◆ Records provided:
········

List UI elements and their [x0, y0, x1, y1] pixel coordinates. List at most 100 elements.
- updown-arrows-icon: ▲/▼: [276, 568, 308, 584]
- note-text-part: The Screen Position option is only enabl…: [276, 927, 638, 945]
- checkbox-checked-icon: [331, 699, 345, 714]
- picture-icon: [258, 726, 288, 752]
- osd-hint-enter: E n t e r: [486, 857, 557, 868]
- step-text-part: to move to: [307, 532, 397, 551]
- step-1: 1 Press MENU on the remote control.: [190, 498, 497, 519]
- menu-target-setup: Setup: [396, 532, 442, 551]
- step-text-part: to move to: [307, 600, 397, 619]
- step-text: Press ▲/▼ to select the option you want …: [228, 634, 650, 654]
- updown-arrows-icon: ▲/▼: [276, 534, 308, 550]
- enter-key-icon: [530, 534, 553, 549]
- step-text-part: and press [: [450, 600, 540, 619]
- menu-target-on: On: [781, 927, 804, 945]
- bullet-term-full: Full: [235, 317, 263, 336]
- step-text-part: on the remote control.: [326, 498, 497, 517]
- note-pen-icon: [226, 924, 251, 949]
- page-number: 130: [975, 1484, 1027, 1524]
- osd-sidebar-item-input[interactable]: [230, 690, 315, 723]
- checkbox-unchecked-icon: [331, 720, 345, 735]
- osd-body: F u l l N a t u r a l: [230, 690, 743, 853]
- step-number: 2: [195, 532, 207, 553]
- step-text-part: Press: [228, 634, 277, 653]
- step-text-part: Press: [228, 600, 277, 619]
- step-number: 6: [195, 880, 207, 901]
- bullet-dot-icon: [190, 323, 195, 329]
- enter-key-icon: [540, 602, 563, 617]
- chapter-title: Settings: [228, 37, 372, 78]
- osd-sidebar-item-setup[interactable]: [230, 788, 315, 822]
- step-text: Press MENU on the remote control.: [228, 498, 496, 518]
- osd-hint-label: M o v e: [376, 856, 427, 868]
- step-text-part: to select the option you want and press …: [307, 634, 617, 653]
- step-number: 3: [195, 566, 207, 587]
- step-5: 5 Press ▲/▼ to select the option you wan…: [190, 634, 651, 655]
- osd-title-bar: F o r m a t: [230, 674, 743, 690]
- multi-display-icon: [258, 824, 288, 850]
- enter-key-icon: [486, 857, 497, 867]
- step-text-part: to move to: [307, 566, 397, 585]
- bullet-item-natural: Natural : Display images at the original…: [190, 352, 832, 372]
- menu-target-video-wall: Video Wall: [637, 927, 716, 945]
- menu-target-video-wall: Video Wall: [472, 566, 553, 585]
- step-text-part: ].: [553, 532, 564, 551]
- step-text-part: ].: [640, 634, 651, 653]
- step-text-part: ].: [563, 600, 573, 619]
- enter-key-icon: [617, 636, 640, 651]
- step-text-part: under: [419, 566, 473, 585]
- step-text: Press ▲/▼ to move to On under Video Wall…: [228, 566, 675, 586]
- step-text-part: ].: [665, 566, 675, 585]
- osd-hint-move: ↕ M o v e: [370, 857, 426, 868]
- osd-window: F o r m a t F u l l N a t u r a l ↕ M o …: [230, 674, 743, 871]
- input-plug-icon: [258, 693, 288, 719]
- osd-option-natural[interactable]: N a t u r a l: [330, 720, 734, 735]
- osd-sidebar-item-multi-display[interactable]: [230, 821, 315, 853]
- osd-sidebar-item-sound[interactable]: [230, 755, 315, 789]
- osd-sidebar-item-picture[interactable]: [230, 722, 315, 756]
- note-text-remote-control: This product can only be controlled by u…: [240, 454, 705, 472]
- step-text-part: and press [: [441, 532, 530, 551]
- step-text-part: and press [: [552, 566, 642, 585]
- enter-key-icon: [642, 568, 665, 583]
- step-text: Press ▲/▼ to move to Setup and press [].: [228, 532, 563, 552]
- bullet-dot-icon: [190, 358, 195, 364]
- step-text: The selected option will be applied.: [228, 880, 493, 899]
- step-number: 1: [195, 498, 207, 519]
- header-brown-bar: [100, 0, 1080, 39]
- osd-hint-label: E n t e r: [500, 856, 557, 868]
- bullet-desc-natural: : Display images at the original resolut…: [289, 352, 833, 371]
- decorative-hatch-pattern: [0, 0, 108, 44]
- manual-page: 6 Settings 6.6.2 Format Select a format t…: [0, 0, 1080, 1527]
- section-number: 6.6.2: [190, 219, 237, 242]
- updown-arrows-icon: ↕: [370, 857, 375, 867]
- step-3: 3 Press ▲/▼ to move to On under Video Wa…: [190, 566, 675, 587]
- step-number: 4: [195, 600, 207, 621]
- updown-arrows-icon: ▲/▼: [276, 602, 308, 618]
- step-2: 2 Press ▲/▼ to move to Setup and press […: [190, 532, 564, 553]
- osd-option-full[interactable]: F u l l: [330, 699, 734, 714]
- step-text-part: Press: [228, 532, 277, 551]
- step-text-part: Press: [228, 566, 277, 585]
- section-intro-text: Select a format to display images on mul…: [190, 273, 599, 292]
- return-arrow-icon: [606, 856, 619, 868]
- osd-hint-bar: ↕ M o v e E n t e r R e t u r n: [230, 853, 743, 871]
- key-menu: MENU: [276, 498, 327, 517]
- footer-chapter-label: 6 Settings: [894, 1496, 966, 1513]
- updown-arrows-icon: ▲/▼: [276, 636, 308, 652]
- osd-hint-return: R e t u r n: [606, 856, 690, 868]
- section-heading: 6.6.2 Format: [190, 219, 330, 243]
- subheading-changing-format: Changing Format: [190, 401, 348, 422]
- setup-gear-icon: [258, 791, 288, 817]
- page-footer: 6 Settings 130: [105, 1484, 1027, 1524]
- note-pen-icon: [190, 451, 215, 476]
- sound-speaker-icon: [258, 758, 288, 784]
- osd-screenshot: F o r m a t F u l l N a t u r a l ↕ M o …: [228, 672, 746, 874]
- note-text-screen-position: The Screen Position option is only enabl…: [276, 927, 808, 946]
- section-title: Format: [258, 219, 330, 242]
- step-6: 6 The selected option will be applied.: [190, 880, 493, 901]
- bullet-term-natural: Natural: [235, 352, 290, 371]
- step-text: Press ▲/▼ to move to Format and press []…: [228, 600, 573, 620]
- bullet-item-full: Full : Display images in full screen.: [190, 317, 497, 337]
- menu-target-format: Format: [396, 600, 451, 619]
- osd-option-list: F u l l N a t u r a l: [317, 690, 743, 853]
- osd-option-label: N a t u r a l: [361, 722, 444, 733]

········

◆ Job:
Count the lines in the records that contain the word "full", with case counting. Reply with the number only.

◆ Response to this exercise:
3